→ To do: Write out all of the entries that follow, word for word, but skip the pictures.

→ Dataset content:
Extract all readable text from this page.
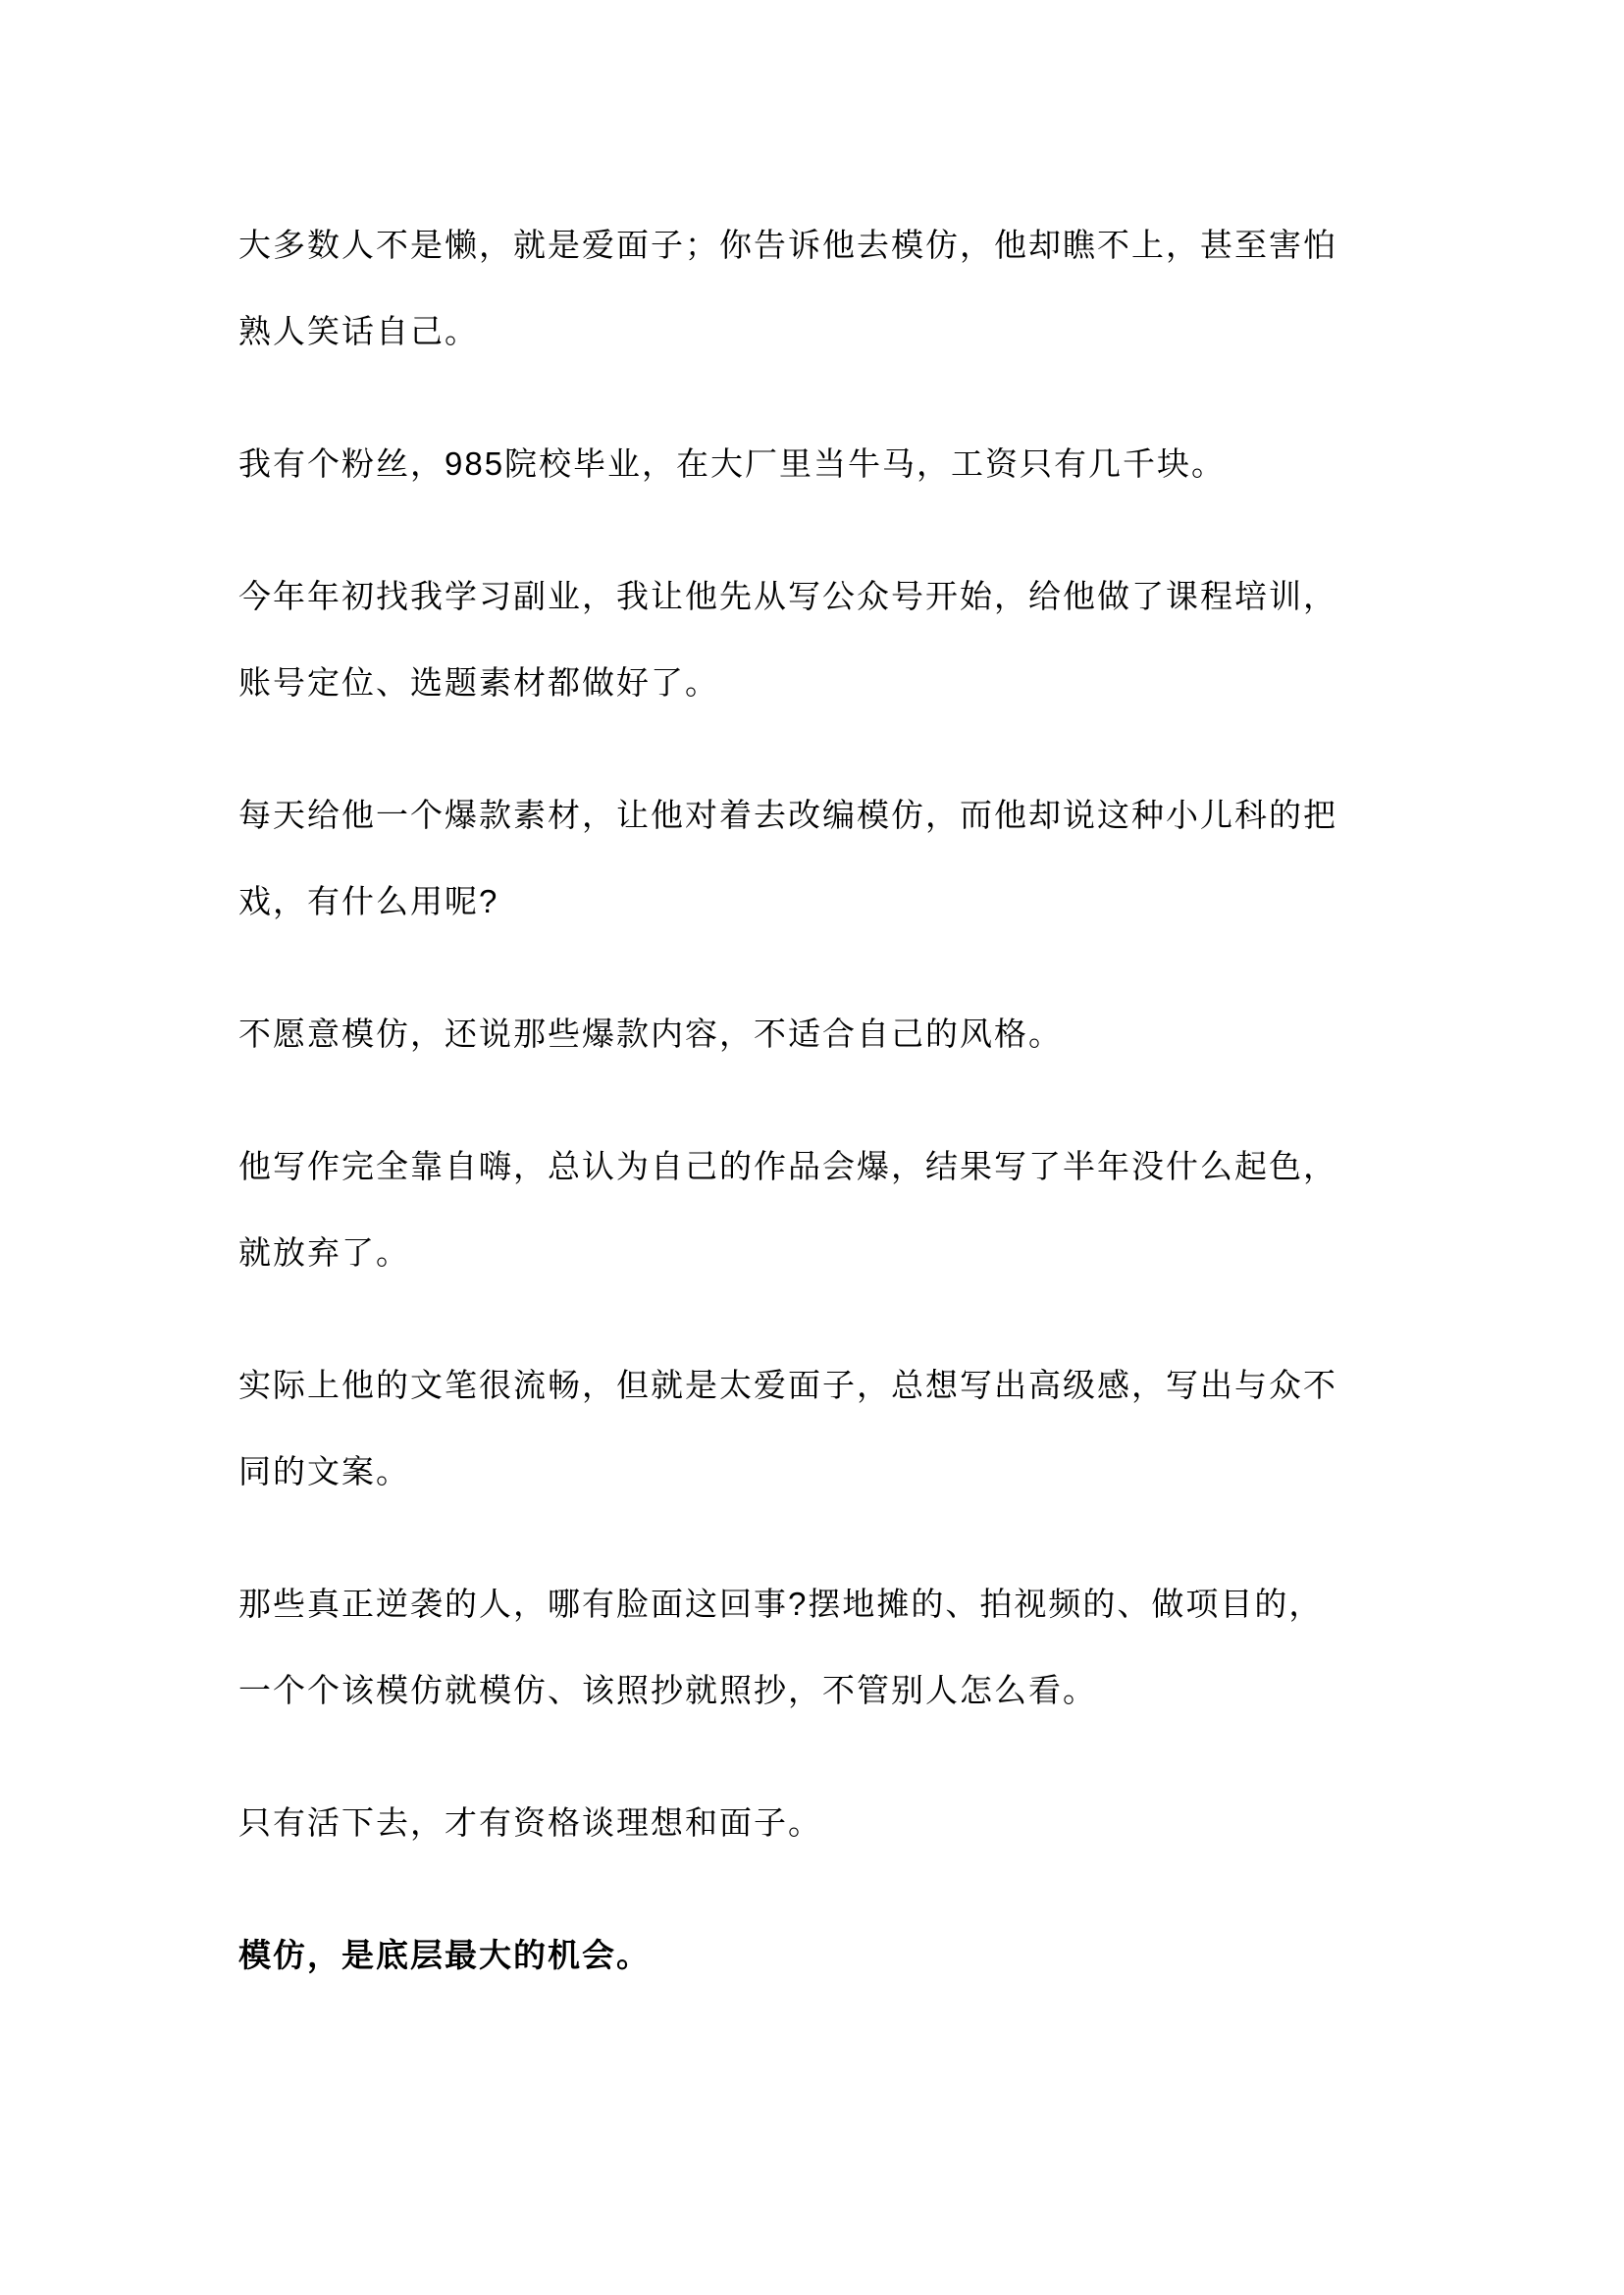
大多数人不是懒，就是爱面子；你告诉他去模仿，他却瞧不上，甚至害怕
熟人笑话自己。

我有个粉丝，985院校毕业，在大厂里当牛马，工资只有几千块。

今年年初找我学习副业，我让他先从写公众号开始，给他做了课程培训，
账号定位、选题素材都做好了。

每天给他一个爆款素材，让他对着去改编模仿，而他却说这种小儿科的把
戏，有什么用呢?

不愿意模仿，还说那些爆款内容，不适合自己的风格。

他写作完全靠自嗨，总认为自己的作品会爆，结果写了半年没什么起色，
就放弃了。

实际上他的文笔很流畅，但就是太爱面子，总想写出高级感，写出与众不
同的文案。

那些真正逆袭的人，哪有脸面这回事?摆地摊的、拍视频的、做项目的，
一个个该模仿就模仿、该照抄就照抄，不管别人怎么看。

只有活下去，才有资格谈理想和面子。

模仿，是底层最大的机会。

→ Exercise solution:
Extract all readable text from this page.
大多数人不是懒，就是爱面子；你告诉他去模仿，他却瞧不上，甚至害怕
熟人笑话自己。

我有个粉丝，985院校毕业，在大厂里当牛马，工资只有几千块。

今年年初找我学习副业，我让他先从写公众号开始，给他做了课程培训，
账号定位、选题素材都做好了。

每天给他一个爆款素材，让他对着去改编模仿，而他却说这种小儿科的把
戏，有什么用呢?

不愿意模仿，还说那些爆款内容，不适合自己的风格。

他写作完全靠自嗨，总认为自己的作品会爆，结果写了半年没什么起色，
就放弃了。

实际上他的文笔很流畅，但就是太爱面子，总想写出高级感，写出与众不
同的文案。

那些真正逆袭的人，哪有脸面这回事?摆地摊的、拍视频的、做项目的，
一个个该模仿就模仿、该照抄就照抄，不管别人怎么看。

只有活下去，才有资格谈理想和面子。

模仿，是底层最大的机会。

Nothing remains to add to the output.